Work to do: Copy out the entries in full and with complete accuracy; pictures are excluded.

+++ Supplied records +++

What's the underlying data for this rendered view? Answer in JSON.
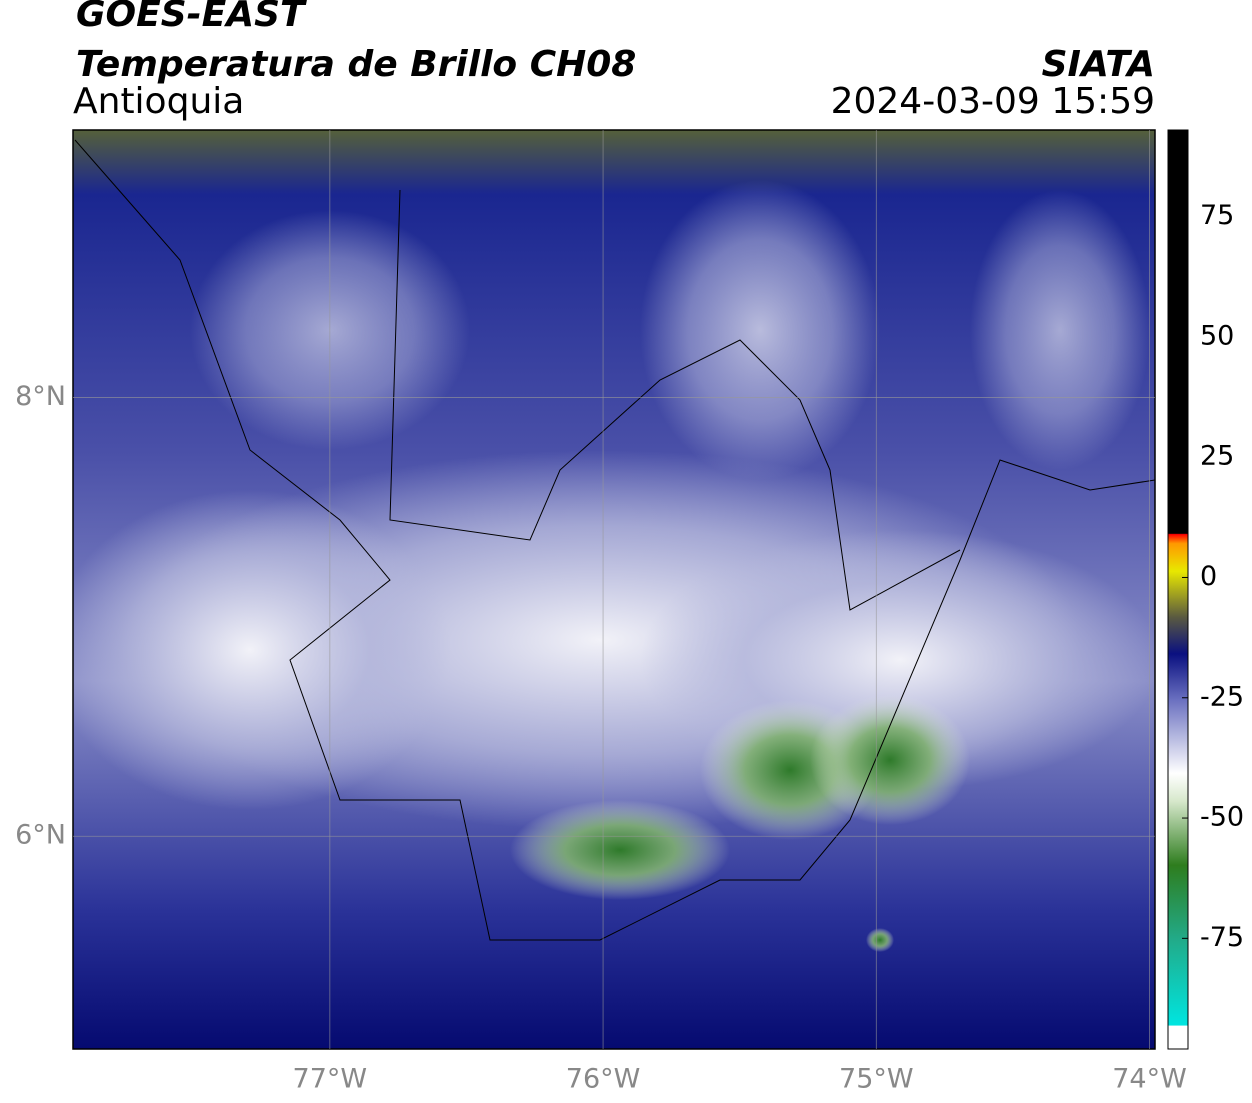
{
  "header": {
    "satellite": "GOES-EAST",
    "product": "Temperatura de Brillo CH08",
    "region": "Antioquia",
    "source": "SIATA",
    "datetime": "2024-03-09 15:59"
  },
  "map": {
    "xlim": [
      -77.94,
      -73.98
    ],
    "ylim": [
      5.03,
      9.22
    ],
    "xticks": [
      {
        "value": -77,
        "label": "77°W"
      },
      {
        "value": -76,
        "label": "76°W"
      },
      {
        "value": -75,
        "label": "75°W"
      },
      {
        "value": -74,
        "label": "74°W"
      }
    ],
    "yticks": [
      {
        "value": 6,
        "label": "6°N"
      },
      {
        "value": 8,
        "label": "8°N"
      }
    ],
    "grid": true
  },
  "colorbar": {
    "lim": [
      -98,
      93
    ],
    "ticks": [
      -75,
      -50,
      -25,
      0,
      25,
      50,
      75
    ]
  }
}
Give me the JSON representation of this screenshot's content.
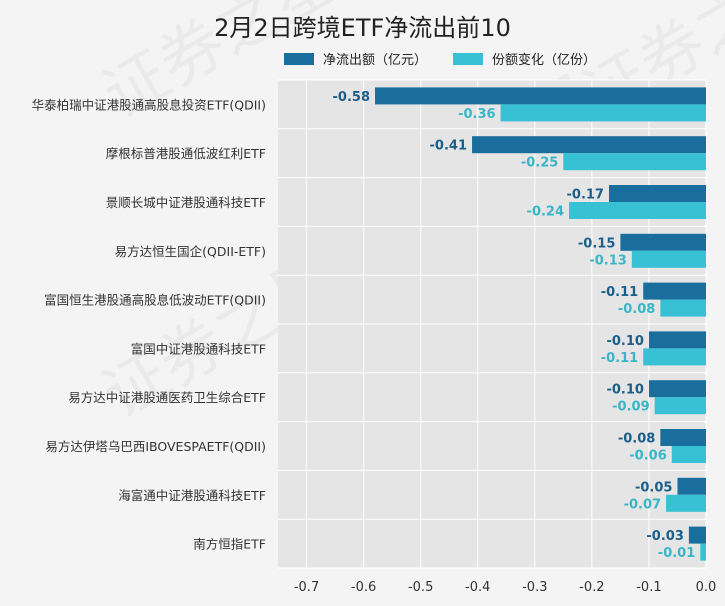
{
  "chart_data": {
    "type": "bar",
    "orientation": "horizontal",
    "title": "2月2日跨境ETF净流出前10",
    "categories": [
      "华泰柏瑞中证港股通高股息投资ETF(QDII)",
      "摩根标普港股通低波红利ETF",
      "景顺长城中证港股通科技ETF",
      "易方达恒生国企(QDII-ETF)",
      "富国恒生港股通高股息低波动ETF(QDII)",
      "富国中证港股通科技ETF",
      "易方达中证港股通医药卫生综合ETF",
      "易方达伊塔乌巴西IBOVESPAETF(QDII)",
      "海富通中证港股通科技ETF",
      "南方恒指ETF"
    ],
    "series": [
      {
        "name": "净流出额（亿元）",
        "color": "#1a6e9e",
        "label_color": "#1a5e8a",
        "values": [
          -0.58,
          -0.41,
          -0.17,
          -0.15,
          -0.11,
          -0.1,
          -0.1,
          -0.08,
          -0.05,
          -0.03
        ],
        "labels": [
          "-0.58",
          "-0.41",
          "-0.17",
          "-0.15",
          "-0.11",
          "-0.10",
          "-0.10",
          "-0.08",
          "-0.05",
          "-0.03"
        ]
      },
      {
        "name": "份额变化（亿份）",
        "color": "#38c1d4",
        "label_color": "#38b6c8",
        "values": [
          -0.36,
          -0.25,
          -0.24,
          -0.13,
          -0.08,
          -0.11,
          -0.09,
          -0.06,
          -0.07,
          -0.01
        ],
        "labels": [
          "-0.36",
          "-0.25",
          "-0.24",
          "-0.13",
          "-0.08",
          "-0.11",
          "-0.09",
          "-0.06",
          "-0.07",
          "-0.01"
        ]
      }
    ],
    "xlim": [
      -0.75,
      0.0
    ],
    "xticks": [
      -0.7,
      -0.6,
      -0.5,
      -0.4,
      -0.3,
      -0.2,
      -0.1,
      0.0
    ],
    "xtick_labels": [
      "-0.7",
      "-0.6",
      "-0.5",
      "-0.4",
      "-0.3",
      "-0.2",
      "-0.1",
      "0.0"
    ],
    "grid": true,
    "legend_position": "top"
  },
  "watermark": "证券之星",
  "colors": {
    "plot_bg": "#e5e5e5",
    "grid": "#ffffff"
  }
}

+++

Exercise response:
What's the underlying data for this rendered view? Answer in JSON.
{
  "header": {
    "satellite": "GOES-EAST",
    "product": "Temperatura de Brillo CH08",
    "region": "Antioquia",
    "source": "SIATA",
    "datetime": "2024-03-09 15:59"
  },
  "map": {
    "xlim": [
      -77.94,
      -73.98
    ],
    "ylim": [
      5.03,
      9.22
    ],
    "xticks": [
      {
        "value": -77,
        "label": "77°W"
      },
      {
        "value": -76,
        "label": "76°W"
      },
      {
        "value": -75,
        "label": "75°W"
      },
      {
        "value": -74,
        "label": "74°W"
      }
    ],
    "yticks": [
      {
        "value": 6,
        "label": "6°N"
      },
      {
        "value": 8,
        "label": "8°N"
      }
    ],
    "grid": true
  },
  "colorbar": {
    "lim": [
      -98,
      93
    ],
    "ticks": [
      -75,
      -50,
      -25,
      0,
      25,
      50,
      75
    ]
  }
}
Give me the JSON representation of this screenshot's content.
{
  "chart_data": {
    "type": "bar",
    "orientation": "horizontal",
    "title": "2月2日跨境ETF净流出前10",
    "categories": [
      "华泰柏瑞中证港股通高股息投资ETF(QDII)",
      "摩根标普港股通低波红利ETF",
      "景顺长城中证港股通科技ETF",
      "易方达恒生国企(QDII-ETF)",
      "富国恒生港股通高股息低波动ETF(QDII)",
      "富国中证港股通科技ETF",
      "易方达中证港股通医药卫生综合ETF",
      "易方达伊塔乌巴西IBOVESPAETF(QDII)",
      "海富通中证港股通科技ETF",
      "南方恒指ETF"
    ],
    "series": [
      {
        "name": "净流出额（亿元）",
        "color": "#1a6e9e",
        "label_color": "#1a5e8a",
        "values": [
          -0.58,
          -0.41,
          -0.17,
          -0.15,
          -0.11,
          -0.1,
          -0.1,
          -0.08,
          -0.05,
          -0.03
        ],
        "labels": [
          "-0.58",
          "-0.41",
          "-0.17",
          "-0.15",
          "-0.11",
          "-0.10",
          "-0.10",
          "-0.08",
          "-0.05",
          "-0.03"
        ]
      },
      {
        "name": "份额变化（亿份）",
        "color": "#38c1d4",
        "label_color": "#38b6c8",
        "values": [
          -0.36,
          -0.25,
          -0.24,
          -0.13,
          -0.08,
          -0.11,
          -0.09,
          -0.06,
          -0.07,
          -0.01
        ],
        "labels": [
          "-0.36",
          "-0.25",
          "-0.24",
          "-0.13",
          "-0.08",
          "-0.11",
          "-0.09",
          "-0.06",
          "-0.07",
          "-0.01"
        ]
      }
    ],
    "xlim": [
      -0.75,
      0.0
    ],
    "xticks": [
      -0.7,
      -0.6,
      -0.5,
      -0.4,
      -0.3,
      -0.2,
      -0.1,
      0.0
    ],
    "xtick_labels": [
      "-0.7",
      "-0.6",
      "-0.5",
      "-0.4",
      "-0.3",
      "-0.2",
      "-0.1",
      "0.0"
    ],
    "grid": true,
    "legend_position": "top"
  },
  "watermark": "证券之星",
  "colors": {
    "plot_bg": "#e5e5e5",
    "grid": "#ffffff"
  }
}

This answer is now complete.